(REQUIREMENTS): Set every record down verbatim and omit the pictures.

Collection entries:
......

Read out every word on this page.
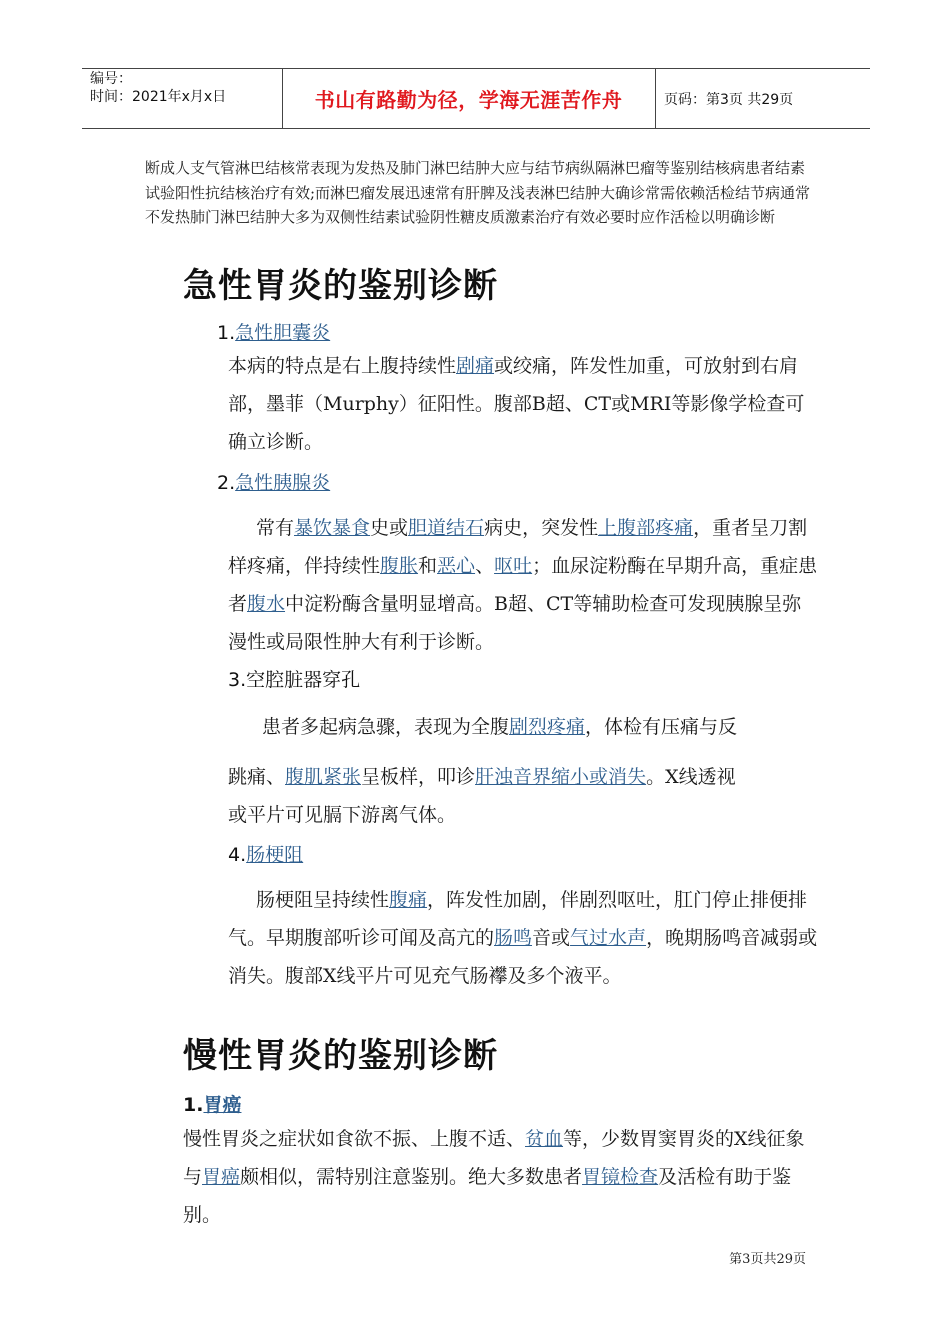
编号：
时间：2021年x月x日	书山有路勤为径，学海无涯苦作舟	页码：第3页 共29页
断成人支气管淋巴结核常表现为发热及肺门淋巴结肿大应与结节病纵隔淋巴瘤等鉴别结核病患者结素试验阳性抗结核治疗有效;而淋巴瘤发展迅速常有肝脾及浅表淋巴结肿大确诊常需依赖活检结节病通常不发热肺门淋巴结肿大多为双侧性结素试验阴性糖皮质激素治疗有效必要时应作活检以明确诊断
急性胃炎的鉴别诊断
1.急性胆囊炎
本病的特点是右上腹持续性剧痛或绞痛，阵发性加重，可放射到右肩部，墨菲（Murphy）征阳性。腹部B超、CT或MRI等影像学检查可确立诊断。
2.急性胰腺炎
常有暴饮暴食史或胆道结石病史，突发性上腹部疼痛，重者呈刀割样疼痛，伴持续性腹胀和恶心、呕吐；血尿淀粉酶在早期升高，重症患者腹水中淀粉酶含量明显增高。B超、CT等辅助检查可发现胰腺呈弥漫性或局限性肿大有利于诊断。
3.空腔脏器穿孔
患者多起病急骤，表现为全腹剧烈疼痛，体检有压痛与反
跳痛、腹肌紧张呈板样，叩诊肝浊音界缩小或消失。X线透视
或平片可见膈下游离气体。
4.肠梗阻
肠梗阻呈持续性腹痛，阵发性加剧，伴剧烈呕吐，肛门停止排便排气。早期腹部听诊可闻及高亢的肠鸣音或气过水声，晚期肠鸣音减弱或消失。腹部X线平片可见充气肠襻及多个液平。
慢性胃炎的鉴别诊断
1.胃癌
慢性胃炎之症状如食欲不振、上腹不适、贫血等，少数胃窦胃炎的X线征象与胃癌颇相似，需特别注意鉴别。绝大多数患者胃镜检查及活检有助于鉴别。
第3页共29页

......

(RESPONSE TO THE TASK):
Read out every word on this page.
编号：
时间：2021年x月x日	书山有路勤为径，学海无涯苦作舟	页码：第3页 共29页
断成人支气管淋巴结核常表现为发热及肺门淋巴结肿大应与结节病纵隔淋巴瘤等鉴别结核病患者结素试验阳性抗结核治疗有效;而淋巴瘤发展迅速常有肝脾及浅表淋巴结肿大确诊常需依赖活检结节病通常不发热肺门淋巴结肿大多为双侧性结素试验阴性糖皮质激素治疗有效必要时应作活检以明确诊断
急性胃炎的鉴别诊断
1.急性胆囊炎
本病的特点是右上腹持续性剧痛或绞痛，阵发性加重，可放射到右肩部，墨菲（Murphy）征阳性。腹部B超、CT或MRI等影像学检查可确立诊断。
2.急性胰腺炎
常有暴饮暴食史或胆道结石病史，突发性上腹部疼痛，重者呈刀割样疼痛，伴持续性腹胀和恶心、呕吐；血尿淀粉酶在早期升高，重症患者腹水中淀粉酶含量明显增高。B超、CT等辅助检查可发现胰腺呈弥漫性或局限性肿大有利于诊断。
3.空腔脏器穿孔
患者多起病急骤，表现为全腹剧烈疼痛，体检有压痛与反
跳痛、腹肌紧张呈板样，叩诊肝浊音界缩小或消失。X线透视
或平片可见膈下游离气体。
4.肠梗阻
肠梗阻呈持续性腹痛，阵发性加剧，伴剧烈呕吐，肛门停止排便排气。早期腹部听诊可闻及高亢的肠鸣音或气过水声，晚期肠鸣音减弱或消失。腹部X线平片可见充气肠襻及多个液平。
慢性胃炎的鉴别诊断
1.胃癌
慢性胃炎之症状如食欲不振、上腹不适、贫血等，少数胃窦胃炎的X线征象与胃癌颇相似，需特别注意鉴别。绝大多数患者胃镜检查及活检有助于鉴别。
第3页共29页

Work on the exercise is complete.